Transcribe every line exactly and omit anything that is a picture.

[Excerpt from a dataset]

----

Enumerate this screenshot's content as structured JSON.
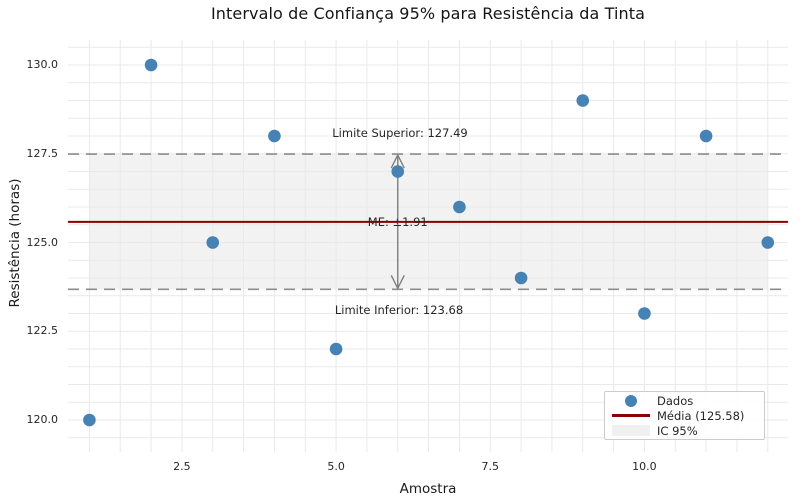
{
  "chart_data": {
    "type": "scatter",
    "title": "Intervalo de Confiança 95% para Resistência da Tinta",
    "xlabel": "Amostra",
    "ylabel": "Resistência (horas)",
    "x": [
      1,
      2,
      3,
      4,
      5,
      6,
      7,
      8,
      9,
      10,
      11,
      12
    ],
    "y": [
      120,
      130,
      125,
      128,
      122,
      127,
      126,
      124,
      129,
      123,
      128,
      125
    ],
    "mean": 125.58,
    "ci_upper": 127.49,
    "ci_lower": 123.68,
    "margin_of_error": 1.91,
    "xlim": [
      0.65,
      12.32
    ],
    "ylim": [
      119.1,
      130.7
    ],
    "grid": true,
    "grid_step": 0.5,
    "xticks": [
      2.5,
      5.0,
      7.5,
      10.0
    ],
    "xtick_labels": [
      "2.5",
      "5.0",
      "7.5",
      "10.0"
    ],
    "yticks": [
      120,
      122.5,
      125,
      127.5,
      130
    ],
    "ytick_labels": [
      "120.0",
      "122.5",
      "125.0",
      "127.5",
      "130.0"
    ],
    "annotations": {
      "upper": "Limite Superior: 127.49",
      "lower": "Limite Inferior: 123.68",
      "me": "ME: ±1.91"
    },
    "legend": {
      "position": "lower right",
      "items": [
        {
          "label": "Dados",
          "type": "marker"
        },
        {
          "label": "Média (125.58)",
          "type": "line"
        },
        {
          "label": "IC 95%",
          "type": "patch"
        }
      ]
    },
    "colors": {
      "points": "#4682b4",
      "mean_line": "#8b0000",
      "ci_band": "#f2f2f2",
      "dashed": "#8c8c8c",
      "arrow": "#7f7f7f",
      "grid": "#e9e9e9",
      "legend_patch": "#f0f0f0",
      "text": "#262626"
    }
  }
}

----

▶ _Answer below_
Enumerate this screenshot's content as structured JSON.
{
  "chart_data": {
    "type": "scatter",
    "title": "Intervalo de Confiança 95% para Resistência da Tinta",
    "xlabel": "Amostra",
    "ylabel": "Resistência (horas)",
    "x": [
      1,
      2,
      3,
      4,
      5,
      6,
      7,
      8,
      9,
      10,
      11,
      12
    ],
    "y": [
      120,
      130,
      125,
      128,
      122,
      127,
      126,
      124,
      129,
      123,
      128,
      125
    ],
    "mean": 125.58,
    "ci_upper": 127.49,
    "ci_lower": 123.68,
    "margin_of_error": 1.91,
    "xlim": [
      0.65,
      12.32
    ],
    "ylim": [
      119.1,
      130.7
    ],
    "grid": true,
    "grid_step": 0.5,
    "xticks": [
      2.5,
      5.0,
      7.5,
      10.0
    ],
    "xtick_labels": [
      "2.5",
      "5.0",
      "7.5",
      "10.0"
    ],
    "yticks": [
      120,
      122.5,
      125,
      127.5,
      130
    ],
    "ytick_labels": [
      "120.0",
      "122.5",
      "125.0",
      "127.5",
      "130.0"
    ],
    "annotations": {
      "upper": "Limite Superior: 127.49",
      "lower": "Limite Inferior: 123.68",
      "me": "ME: ±1.91"
    },
    "legend": {
      "position": "lower right",
      "items": [
        {
          "label": "Dados",
          "type": "marker"
        },
        {
          "label": "Média (125.58)",
          "type": "line"
        },
        {
          "label": "IC 95%",
          "type": "patch"
        }
      ]
    },
    "colors": {
      "points": "#4682b4",
      "mean_line": "#8b0000",
      "ci_band": "#f2f2f2",
      "dashed": "#8c8c8c",
      "arrow": "#7f7f7f",
      "grid": "#e9e9e9",
      "legend_patch": "#f0f0f0",
      "text": "#262626"
    }
  }
}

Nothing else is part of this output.